Keep only the lines that hold the string "synthetic", filtering out the rest of the entries below.

Extracted entries
— start —

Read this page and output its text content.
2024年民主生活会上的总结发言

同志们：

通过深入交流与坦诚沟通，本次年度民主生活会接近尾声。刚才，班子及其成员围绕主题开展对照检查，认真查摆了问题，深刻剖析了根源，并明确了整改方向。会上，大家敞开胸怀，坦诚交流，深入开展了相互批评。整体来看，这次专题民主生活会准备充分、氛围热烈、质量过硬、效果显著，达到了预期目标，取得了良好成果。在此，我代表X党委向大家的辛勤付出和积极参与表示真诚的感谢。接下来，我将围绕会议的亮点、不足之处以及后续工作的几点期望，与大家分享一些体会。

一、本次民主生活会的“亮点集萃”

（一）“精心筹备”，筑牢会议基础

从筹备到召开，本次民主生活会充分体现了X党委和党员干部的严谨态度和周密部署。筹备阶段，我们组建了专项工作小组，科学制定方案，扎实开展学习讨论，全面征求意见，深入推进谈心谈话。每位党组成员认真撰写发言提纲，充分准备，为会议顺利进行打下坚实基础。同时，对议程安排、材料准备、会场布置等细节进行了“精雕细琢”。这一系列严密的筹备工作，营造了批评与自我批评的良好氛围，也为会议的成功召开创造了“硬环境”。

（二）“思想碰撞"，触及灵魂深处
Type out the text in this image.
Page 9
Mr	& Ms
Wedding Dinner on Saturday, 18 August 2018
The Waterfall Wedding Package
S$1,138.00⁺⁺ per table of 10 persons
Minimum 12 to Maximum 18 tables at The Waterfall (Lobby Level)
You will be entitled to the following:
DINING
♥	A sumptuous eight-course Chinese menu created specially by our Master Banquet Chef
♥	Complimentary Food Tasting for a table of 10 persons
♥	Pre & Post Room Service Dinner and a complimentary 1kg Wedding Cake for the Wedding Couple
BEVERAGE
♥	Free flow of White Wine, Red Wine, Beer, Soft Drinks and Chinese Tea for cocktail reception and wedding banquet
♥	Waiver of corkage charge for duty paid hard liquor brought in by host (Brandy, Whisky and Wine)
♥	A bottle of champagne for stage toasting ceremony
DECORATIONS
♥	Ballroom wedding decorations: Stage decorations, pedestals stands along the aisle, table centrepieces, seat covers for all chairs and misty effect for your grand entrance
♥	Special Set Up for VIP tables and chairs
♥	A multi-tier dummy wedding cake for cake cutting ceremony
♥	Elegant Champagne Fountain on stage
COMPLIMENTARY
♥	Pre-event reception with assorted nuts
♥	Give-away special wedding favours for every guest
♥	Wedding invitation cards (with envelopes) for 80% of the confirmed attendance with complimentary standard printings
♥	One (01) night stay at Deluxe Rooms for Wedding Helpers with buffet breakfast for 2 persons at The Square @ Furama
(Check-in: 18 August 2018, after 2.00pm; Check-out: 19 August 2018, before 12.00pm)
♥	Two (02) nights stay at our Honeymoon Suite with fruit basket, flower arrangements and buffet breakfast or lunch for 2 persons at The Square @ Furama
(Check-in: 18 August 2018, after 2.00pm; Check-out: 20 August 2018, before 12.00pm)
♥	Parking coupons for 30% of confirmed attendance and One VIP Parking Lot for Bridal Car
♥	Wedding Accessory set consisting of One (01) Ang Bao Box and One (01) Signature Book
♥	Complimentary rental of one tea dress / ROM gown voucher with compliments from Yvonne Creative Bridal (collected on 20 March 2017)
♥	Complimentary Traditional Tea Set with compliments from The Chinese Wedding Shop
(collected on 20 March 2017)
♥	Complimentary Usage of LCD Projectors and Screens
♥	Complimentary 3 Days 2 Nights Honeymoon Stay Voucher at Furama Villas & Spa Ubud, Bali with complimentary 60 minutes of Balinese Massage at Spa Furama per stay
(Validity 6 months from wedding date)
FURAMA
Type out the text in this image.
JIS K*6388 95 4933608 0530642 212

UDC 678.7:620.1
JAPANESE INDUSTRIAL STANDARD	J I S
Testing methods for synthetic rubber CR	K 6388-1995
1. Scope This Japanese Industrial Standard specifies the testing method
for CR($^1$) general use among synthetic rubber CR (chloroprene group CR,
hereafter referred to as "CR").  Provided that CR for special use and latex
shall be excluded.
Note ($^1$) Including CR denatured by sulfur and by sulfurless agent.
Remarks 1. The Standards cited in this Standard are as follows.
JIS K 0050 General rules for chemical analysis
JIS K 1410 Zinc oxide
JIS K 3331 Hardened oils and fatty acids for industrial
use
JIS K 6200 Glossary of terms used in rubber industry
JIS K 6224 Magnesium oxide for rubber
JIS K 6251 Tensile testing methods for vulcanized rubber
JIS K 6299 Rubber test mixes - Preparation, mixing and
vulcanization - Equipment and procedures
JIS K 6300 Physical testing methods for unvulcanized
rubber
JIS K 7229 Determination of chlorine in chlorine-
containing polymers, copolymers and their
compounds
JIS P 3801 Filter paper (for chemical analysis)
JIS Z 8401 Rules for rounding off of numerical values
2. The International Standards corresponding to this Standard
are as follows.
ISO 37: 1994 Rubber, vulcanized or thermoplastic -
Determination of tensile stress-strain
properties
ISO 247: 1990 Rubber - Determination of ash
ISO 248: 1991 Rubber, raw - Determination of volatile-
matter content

— end —

Final result
Testing methods for synthetic rubber CR	K 6388-1995
for CR($^1$) general use among synthetic rubber CR (chloroprene group CR,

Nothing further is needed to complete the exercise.